■ TO DO
Each entry that follows is to be retyped exactly. Pictures do not belong in the copy.

■ MATERIAL PROVIDED
##############################
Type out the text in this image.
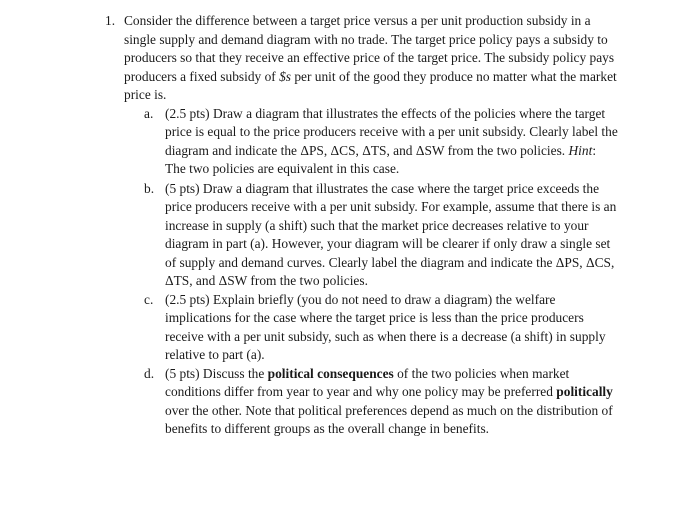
1. Consider the difference between a target price versus a per unit production subsidy in a single supply and demand diagram with no trade. The target price policy pays a subsidy to producers so that they receive an effective price of the target price. The subsidy policy pays producers a fixed subsidy of $s per unit of the good they produce no matter what the market price is.
a. (2.5 pts) Draw a diagram that illustrates the effects of the policies where the target price is equal to the price producers receive with a per unit subsidy. Clearly label the diagram and indicate the ΔPS, ΔCS, ΔTS, and ΔSW from the two policies. Hint: The two policies are equivalent in this case.
b. (5 pts) Draw a diagram that illustrates the case where the target price exceeds the price producers receive with a per unit subsidy. For example, assume that there is an increase in supply (a shift) such that the market price decreases relative to your diagram in part (a). However, your diagram will be clearer if only draw a single set of supply and demand curves. Clearly label the diagram and indicate the ΔPS, ΔCS, ΔTS, and ΔSW from the two policies.
c. (2.5 pts) Explain briefly (you do not need to draw a diagram) the welfare implications for the case where the target price is less than the price producers receive with a per unit subsidy, such as when there is a decrease (a shift) in supply relative to part (a).
d. (5 pts) Discuss the political consequences of the two policies when market conditions differ from year to year and why one policy may be preferred politically over the other. Note that political preferences depend as much on the distribution of benefits to different groups as the overall change in benefits.
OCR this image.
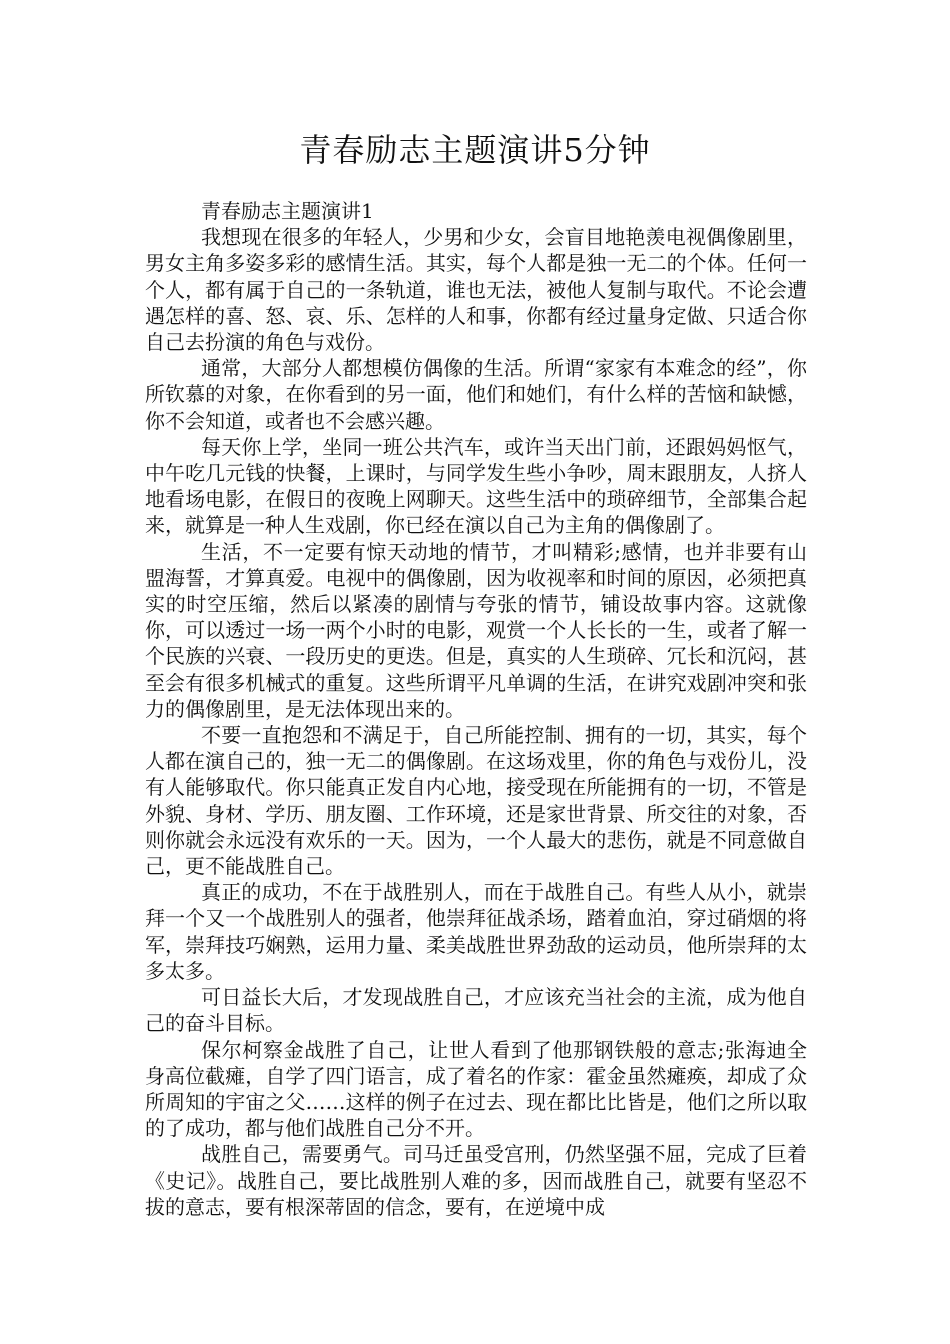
青春励志主题演讲5分钟

青春励志主题演讲1

我想现在很多的年轻人，少男和少女，会盲目地艳羡电视偶像剧里，男女主角多姿多彩的感情生活。其实，每个人都是独一无二的个体。任何一个人，都有属于自己的一条轨道，谁也无法，被他人复制与取代。不论会遭遇怎样的喜、怒、哀、乐、怎样的人和事，你都有经过量身定做、只适合你自己去扮演的角色与戏份。

通常，大部分人都想模仿偶像的生活。所谓“家家有本难念的经”，你所钦慕的对象，在你看到的另一面，他们和她们，有什么样的苦恼和缺憾，你不会知道，或者也不会感兴趣。

每天你上学，坐同一班公共汽车，或许当天出门前，还跟妈妈怄气，中午吃几元钱的快餐，上课时，与同学发生些小争吵，周末跟朋友，人挤人地看场电影，在假日的夜晚上网聊天。这些生活中的琐碎细节，全部集合起来，就算是一种人生戏剧，你已经在演以自己为主角的偶像剧了。

生活，不一定要有惊天动地的情节，才叫精彩;感情，也并非要有山盟海誓，才算真爱。电视中的偶像剧，因为收视率和时间的原因，必须把真实的时空压缩，然后以紧凑的剧情与夸张的情节，铺设故事内容。这就像你，可以透过一场一两个小时的电影，观赏一个人长长的一生，或者了解一个民族的兴衰、一段历史的更迭。但是，真实的人生琐碎、冗长和沉闷，甚至会有很多机械式的重复。这些所谓平凡单调的生活，在讲究戏剧冲突和张力的偶像剧里，是无法体现出来的。

不要一直抱怨和不满足于，自己所能控制、拥有的一切，其实，每个人都在演自己的，独一无二的偶像剧。在这场戏里，你的角色与戏份儿，没有人能够取代。你只能真正发自内心地，接受现在所能拥有的一切，不管是外貌、身材、学历、朋友圈、工作环境，还是家世背景、所交往的对象，否则你就会永远没有欢乐的一天。因为，一个人最大的悲伤，就是不同意做自己，更不能战胜自己。

真正的成功，不在于战胜别人，而在于战胜自己。有些人从小，就崇拜一个又一个战胜别人的强者，他崇拜征战杀场，踏着血泊，穿过硝烟的将军，崇拜技巧娴熟，运用力量、柔美战胜世界劲敌的运动员，他所崇拜的太多太多。

可日益长大后，才发现战胜自己，才应该充当社会的主流，成为他自己的奋斗目标。

保尔柯察金战胜了自己，让世人看到了他那钢铁般的意志;张海迪全身高位截瘫，自学了四门语言，成了着名的作家：霍金虽然瘫痪，却成了众所周知的宇宙之父……这样的例子在过去、现在都比比皆是，他们之所以取的了成功，都与他们战胜自己分不开。

战胜自己，需要勇气。司马迁虽受宫刑，仍然坚强不屈，完成了巨着《史记》。战胜自己，要比战胜别人难的多，因而战胜自己，就要有坚忍不拔的意志，要有根深蒂固的信念，要有，在逆境中成
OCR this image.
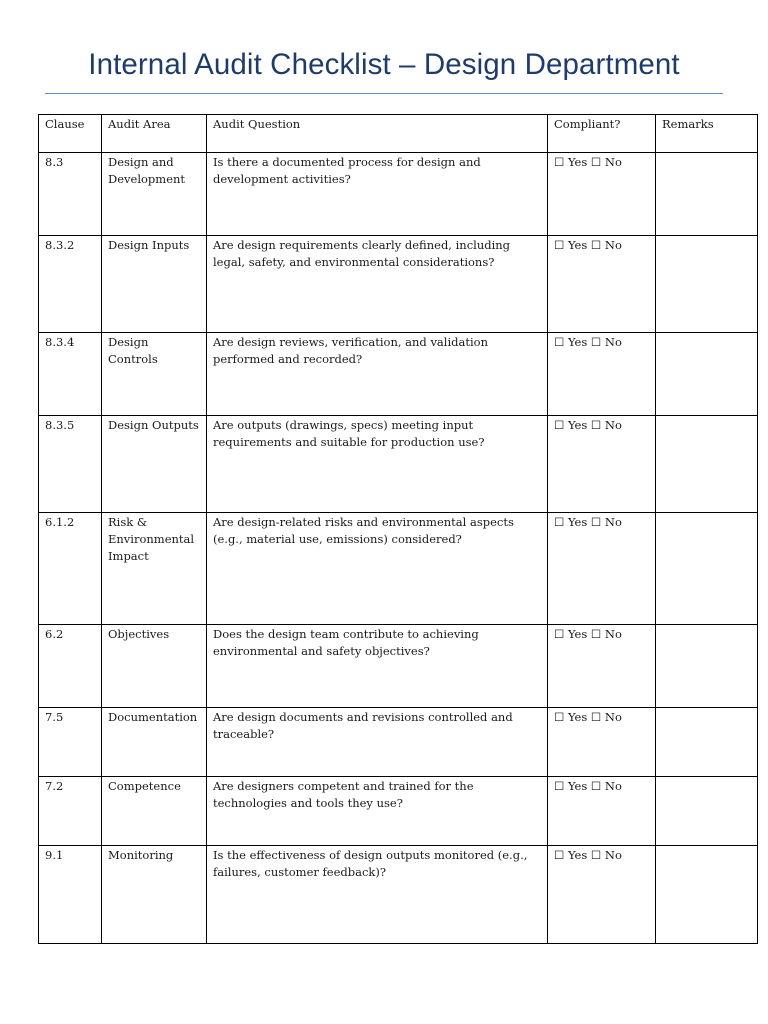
Internal Audit Checklist – Design Department
Clause	Audit Area	Audit Question	Compliant?	Remarks
8.3	Design and Development	Is there a documented process for design and development activities?	☐ Yes ☐ No	
8.3.2	Design Inputs	Are design requirements clearly defined, including legal, safety, and environmental considerations?	☐ Yes ☐ No	
8.3.4	Design Controls	Are design reviews, verification, and validation performed and recorded?	☐ Yes ☐ No	
8.3.5	Design Outputs	Are outputs (drawings, specs) meeting input requirements and suitable for production use?	☐ Yes ☐ No	
6.1.2	Risk & Environmental Impact	Are design-related risks and environmental aspects (e.g., material use, emissions) considered?	☐ Yes ☐ No	
6.2	Objectives	Does the design team contribute to achieving environmental and safety objectives?	☐ Yes ☐ No	
7.5	Documentation	Are design documents and revisions controlled and traceable?	☐ Yes ☐ No	
7.2	Competence	Are designers competent and trained for the technologies and tools they use?	☐ Yes ☐ No	
9.1	Monitoring	Is the effectiveness of design outputs monitored (e.g., failures, customer feedback)?	☐ Yes ☐ No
##############################
■ OUTPUT OF THE TASK
Type out the text in this image.
1. Consider the difference between a target price versus a per unit production subsidy in a single supply and demand diagram with no trade. The target price policy pays a subsidy to producers so that they receive an effective price of the target price. The subsidy policy pays producers a fixed subsidy of $s per unit of the good they produce no matter what the market price is.
a. (2.5 pts) Draw a diagram that illustrates the effects of the policies where the target price is equal to the price producers receive with a per unit subsidy. Clearly label the diagram and indicate the ΔPS, ΔCS, ΔTS, and ΔSW from the two policies. Hint: The two policies are equivalent in this case.
b. (5 pts) Draw a diagram that illustrates the case where the target price exceeds the price producers receive with a per unit subsidy. For example, assume that there is an increase in supply (a shift) such that the market price decreases relative to your diagram in part (a). However, your diagram will be clearer if only draw a single set of supply and demand curves. Clearly label the diagram and indicate the ΔPS, ΔCS, ΔTS, and ΔSW from the two policies.
c. (2.5 pts) Explain briefly (you do not need to draw a diagram) the welfare implications for the case where the target price is less than the price producers receive with a per unit subsidy, such as when there is a decrease (a shift) in supply relative to part (a).
d. (5 pts) Discuss the political consequences of the two policies when market conditions differ from year to year and why one policy may be preferred politically over the other. Note that political preferences depend as much on the distribution of benefits to different groups as the overall change in benefits.
OCR this image.
青春励志主题演讲5分钟

青春励志主题演讲1

我想现在很多的年轻人，少男和少女，会盲目地艳羡电视偶像剧里，男女主角多姿多彩的感情生活。其实，每个人都是独一无二的个体。任何一个人，都有属于自己的一条轨道，谁也无法，被他人复制与取代。不论会遭遇怎样的喜、怒、哀、乐、怎样的人和事，你都有经过量身定做、只适合你自己去扮演的角色与戏份。

通常，大部分人都想模仿偶像的生活。所谓“家家有本难念的经”，你所钦慕的对象，在你看到的另一面，他们和她们，有什么样的苦恼和缺憾，你不会知道，或者也不会感兴趣。

每天你上学，坐同一班公共汽车，或许当天出门前，还跟妈妈怄气，中午吃几元钱的快餐，上课时，与同学发生些小争吵，周末跟朋友，人挤人地看场电影，在假日的夜晚上网聊天。这些生活中的琐碎细节，全部集合起来，就算是一种人生戏剧，你已经在演以自己为主角的偶像剧了。

生活，不一定要有惊天动地的情节，才叫精彩;感情，也并非要有山盟海誓，才算真爱。电视中的偶像剧，因为收视率和时间的原因，必须把真实的时空压缩，然后以紧凑的剧情与夸张的情节，铺设故事内容。这就像你，可以透过一场一两个小时的电影，观赏一个人长长的一生，或者了解一个民族的兴衰、一段历史的更迭。但是，真实的人生琐碎、冗长和沉闷，甚至会有很多机械式的重复。这些所谓平凡单调的生活，在讲究戏剧冲突和张力的偶像剧里，是无法体现出来的。

不要一直抱怨和不满足于，自己所能控制、拥有的一切，其实，每个人都在演自己的，独一无二的偶像剧。在这场戏里，你的角色与戏份儿，没有人能够取代。你只能真正发自内心地，接受现在所能拥有的一切，不管是外貌、身材、学历、朋友圈、工作环境，还是家世背景、所交往的对象，否则你就会永远没有欢乐的一天。因为，一个人最大的悲伤，就是不同意做自己，更不能战胜自己。

真正的成功，不在于战胜别人，而在于战胜自己。有些人从小，就崇拜一个又一个战胜别人的强者，他崇拜征战杀场，踏着血泊，穿过硝烟的将军，崇拜技巧娴熟，运用力量、柔美战胜世界劲敌的运动员，他所崇拜的太多太多。

可日益长大后，才发现战胜自己，才应该充当社会的主流，成为他自己的奋斗目标。

保尔柯察金战胜了自己，让世人看到了他那钢铁般的意志;张海迪全身高位截瘫，自学了四门语言，成了着名的作家：霍金虽然瘫痪，却成了众所周知的宇宙之父……这样的例子在过去、现在都比比皆是，他们之所以取的了成功，都与他们战胜自己分不开。

战胜自己，需要勇气。司马迁虽受宫刑，仍然坚强不屈，完成了巨着《史记》。战胜自己，要比战胜别人难的多，因而战胜自己，就要有坚忍不拔的意志，要有根深蒂固的信念，要有，在逆境中成
OCR this image.
Internal Audit Checklist – Design Department
Clause	Audit Area	Audit Question	Compliant?	Remarks
8.3	Design and Development	Is there a documented process for design and development activities?	☐ Yes ☐ No	
8.3.2	Design Inputs	Are design requirements clearly defined, including legal, safety, and environmental considerations?	☐ Yes ☐ No	
8.3.4	Design Controls	Are design reviews, verification, and validation performed and recorded?	☐ Yes ☐ No	
8.3.5	Design Outputs	Are outputs (drawings, specs) meeting input requirements and suitable for production use?	☐ Yes ☐ No	
6.1.2	Risk & Environmental Impact	Are design-related risks and environmental aspects (e.g., material use, emissions) considered?	☐ Yes ☐ No	
6.2	Objectives	Does the design team contribute to achieving environmental and safety objectives?	☐ Yes ☐ No	
7.5	Documentation	Are design documents and revisions controlled and traceable?	☐ Yes ☐ No	
7.2	Competence	Are designers competent and trained for the technologies and tools they use?	☐ Yes ☐ No	
9.1	Monitoring	Is the effectiveness of design outputs monitored (e.g., failures, customer feedback)?	☐ Yes ☐ No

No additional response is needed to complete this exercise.